Problem → Scan the lines below for the string "JSON" and copy every one that has it.

Data for this exercise →
━━━━

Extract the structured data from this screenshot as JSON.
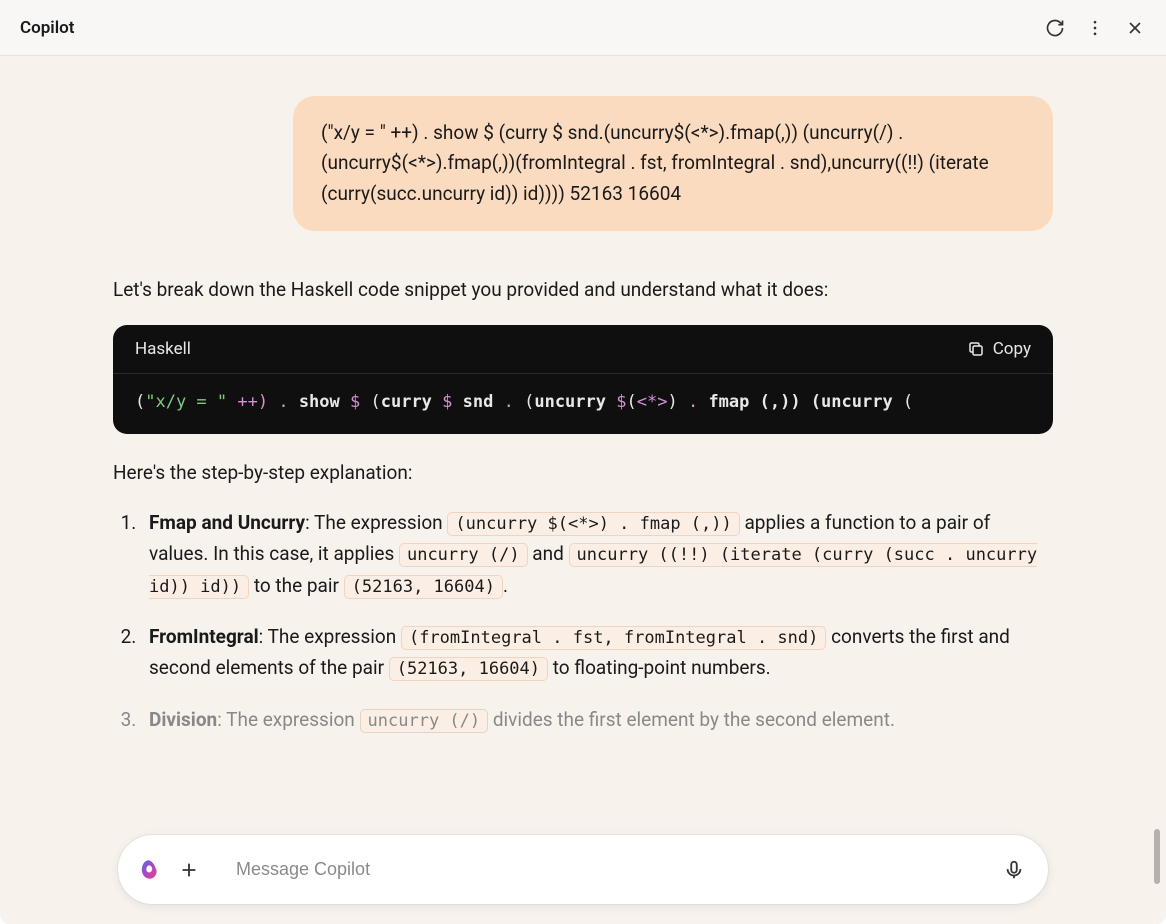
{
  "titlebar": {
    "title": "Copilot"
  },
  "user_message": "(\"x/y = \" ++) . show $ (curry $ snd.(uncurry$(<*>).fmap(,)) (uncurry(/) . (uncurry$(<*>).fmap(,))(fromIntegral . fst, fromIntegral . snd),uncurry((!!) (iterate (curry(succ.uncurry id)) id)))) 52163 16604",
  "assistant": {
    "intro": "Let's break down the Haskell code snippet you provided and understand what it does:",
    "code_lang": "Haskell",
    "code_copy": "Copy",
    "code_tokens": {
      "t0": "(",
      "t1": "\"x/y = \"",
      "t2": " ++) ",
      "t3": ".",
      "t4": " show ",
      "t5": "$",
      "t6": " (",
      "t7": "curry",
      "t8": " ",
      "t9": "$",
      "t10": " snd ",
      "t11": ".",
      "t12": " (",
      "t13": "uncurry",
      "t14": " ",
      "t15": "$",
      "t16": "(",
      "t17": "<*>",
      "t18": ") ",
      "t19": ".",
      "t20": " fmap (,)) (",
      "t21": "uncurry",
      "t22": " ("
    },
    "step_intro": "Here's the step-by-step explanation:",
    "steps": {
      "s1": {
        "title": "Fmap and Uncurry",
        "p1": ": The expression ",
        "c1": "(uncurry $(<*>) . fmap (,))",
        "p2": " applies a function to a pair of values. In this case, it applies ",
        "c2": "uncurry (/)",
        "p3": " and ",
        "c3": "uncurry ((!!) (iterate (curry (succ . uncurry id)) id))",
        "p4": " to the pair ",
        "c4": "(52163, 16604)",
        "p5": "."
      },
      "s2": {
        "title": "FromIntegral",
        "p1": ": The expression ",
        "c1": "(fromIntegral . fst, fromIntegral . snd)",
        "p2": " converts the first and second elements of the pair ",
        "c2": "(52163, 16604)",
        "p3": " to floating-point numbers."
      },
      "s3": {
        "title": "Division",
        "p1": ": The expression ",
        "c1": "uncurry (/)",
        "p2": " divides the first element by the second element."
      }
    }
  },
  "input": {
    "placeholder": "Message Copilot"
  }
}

━━━━

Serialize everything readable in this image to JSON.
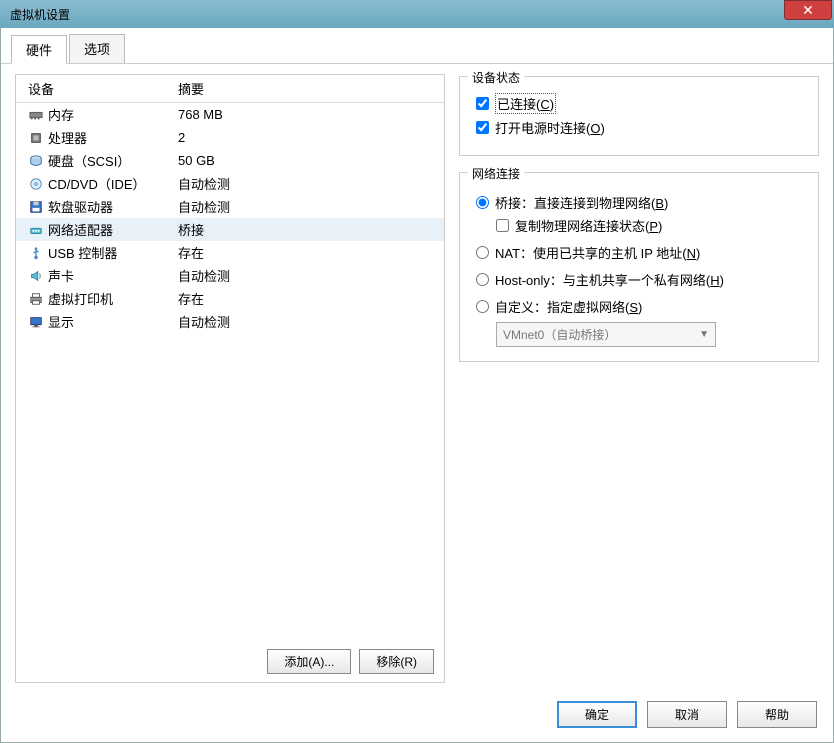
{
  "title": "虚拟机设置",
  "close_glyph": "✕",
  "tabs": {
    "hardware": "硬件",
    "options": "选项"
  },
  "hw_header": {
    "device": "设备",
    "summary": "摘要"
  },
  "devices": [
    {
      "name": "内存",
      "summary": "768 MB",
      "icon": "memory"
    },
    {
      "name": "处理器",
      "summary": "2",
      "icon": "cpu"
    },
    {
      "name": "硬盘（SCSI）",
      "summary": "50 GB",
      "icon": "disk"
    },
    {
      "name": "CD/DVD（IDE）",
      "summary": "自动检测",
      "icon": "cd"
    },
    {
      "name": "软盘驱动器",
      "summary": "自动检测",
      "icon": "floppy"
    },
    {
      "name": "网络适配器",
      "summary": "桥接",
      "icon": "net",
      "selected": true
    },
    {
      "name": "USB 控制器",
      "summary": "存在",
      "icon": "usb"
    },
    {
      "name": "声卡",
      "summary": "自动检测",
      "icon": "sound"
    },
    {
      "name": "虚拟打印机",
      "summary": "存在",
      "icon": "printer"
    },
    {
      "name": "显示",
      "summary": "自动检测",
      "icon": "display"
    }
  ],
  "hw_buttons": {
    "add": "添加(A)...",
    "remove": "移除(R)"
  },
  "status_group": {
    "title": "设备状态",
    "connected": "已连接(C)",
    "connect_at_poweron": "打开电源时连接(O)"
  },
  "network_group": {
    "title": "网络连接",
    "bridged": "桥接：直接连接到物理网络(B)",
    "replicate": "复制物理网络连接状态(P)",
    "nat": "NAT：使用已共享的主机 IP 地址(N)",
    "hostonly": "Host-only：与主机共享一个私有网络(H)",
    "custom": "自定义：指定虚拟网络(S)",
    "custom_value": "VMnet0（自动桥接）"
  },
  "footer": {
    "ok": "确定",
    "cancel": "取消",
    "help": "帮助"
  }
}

━━━━

Written response →
Extract the structured data from this screenshot as JSON.
Serialize everything readable in this image to JSON.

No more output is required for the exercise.